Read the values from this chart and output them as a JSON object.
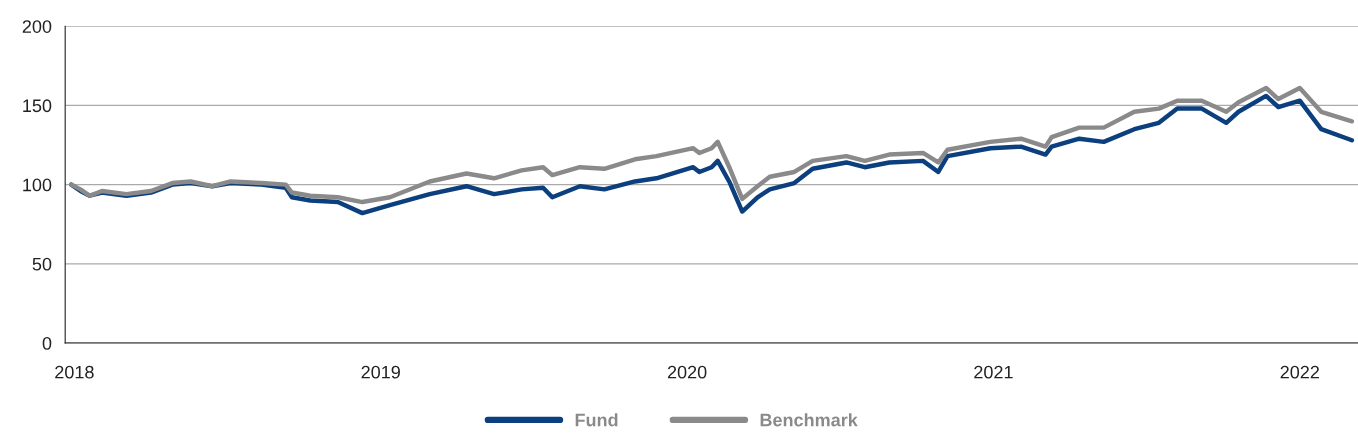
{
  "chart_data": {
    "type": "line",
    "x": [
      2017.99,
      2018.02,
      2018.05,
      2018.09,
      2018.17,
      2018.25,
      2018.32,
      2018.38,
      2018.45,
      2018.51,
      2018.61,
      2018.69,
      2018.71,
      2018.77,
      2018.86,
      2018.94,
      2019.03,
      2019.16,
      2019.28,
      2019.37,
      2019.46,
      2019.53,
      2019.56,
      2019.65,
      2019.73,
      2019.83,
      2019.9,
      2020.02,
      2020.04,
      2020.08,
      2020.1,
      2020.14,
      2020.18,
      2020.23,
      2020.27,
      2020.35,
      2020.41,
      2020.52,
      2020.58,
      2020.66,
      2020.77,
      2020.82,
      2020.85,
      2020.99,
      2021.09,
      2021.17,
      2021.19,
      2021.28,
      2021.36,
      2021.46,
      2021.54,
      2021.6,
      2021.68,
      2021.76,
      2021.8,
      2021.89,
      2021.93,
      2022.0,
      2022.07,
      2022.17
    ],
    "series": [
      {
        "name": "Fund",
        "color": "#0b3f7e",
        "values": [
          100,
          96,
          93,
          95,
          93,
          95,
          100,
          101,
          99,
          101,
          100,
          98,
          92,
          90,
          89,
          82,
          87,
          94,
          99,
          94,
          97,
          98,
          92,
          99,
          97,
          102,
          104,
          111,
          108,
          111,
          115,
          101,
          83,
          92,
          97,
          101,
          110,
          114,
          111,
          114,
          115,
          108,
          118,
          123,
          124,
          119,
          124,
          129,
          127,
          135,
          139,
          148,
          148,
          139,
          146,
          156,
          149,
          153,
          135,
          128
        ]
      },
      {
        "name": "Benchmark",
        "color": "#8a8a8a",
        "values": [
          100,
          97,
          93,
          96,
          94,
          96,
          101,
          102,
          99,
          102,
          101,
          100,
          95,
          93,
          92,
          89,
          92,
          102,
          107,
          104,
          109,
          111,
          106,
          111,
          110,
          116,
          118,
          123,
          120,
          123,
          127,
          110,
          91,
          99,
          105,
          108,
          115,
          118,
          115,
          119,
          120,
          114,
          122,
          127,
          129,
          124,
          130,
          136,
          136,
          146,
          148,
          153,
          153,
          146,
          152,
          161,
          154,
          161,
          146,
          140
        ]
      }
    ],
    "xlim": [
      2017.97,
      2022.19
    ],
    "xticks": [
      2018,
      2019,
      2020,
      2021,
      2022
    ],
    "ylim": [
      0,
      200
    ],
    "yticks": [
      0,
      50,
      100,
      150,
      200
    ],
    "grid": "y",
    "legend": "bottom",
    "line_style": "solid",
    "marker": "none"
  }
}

---

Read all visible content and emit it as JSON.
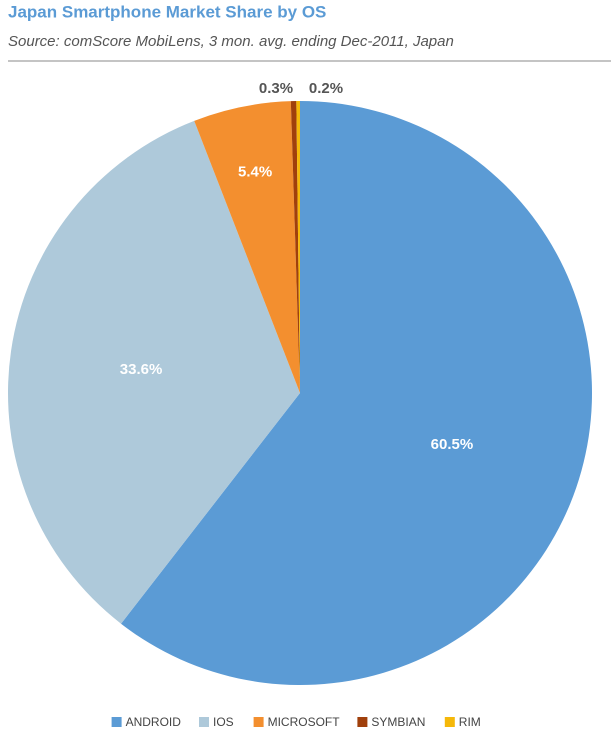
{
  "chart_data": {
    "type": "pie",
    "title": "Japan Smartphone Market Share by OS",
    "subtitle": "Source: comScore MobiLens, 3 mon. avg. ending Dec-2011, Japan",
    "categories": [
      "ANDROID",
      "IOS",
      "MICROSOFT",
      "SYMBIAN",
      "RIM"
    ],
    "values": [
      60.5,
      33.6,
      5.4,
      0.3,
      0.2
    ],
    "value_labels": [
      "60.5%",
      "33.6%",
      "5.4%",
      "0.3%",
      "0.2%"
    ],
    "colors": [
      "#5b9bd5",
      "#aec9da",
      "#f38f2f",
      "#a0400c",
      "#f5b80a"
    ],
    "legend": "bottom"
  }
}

_REQUIREMENT_
Filter the entries down to the lines with the word "values" in them.

_OUTPUT_
Read the values from this chart and output them as a JSON object.
        "values": [
        "values": [
    "values": [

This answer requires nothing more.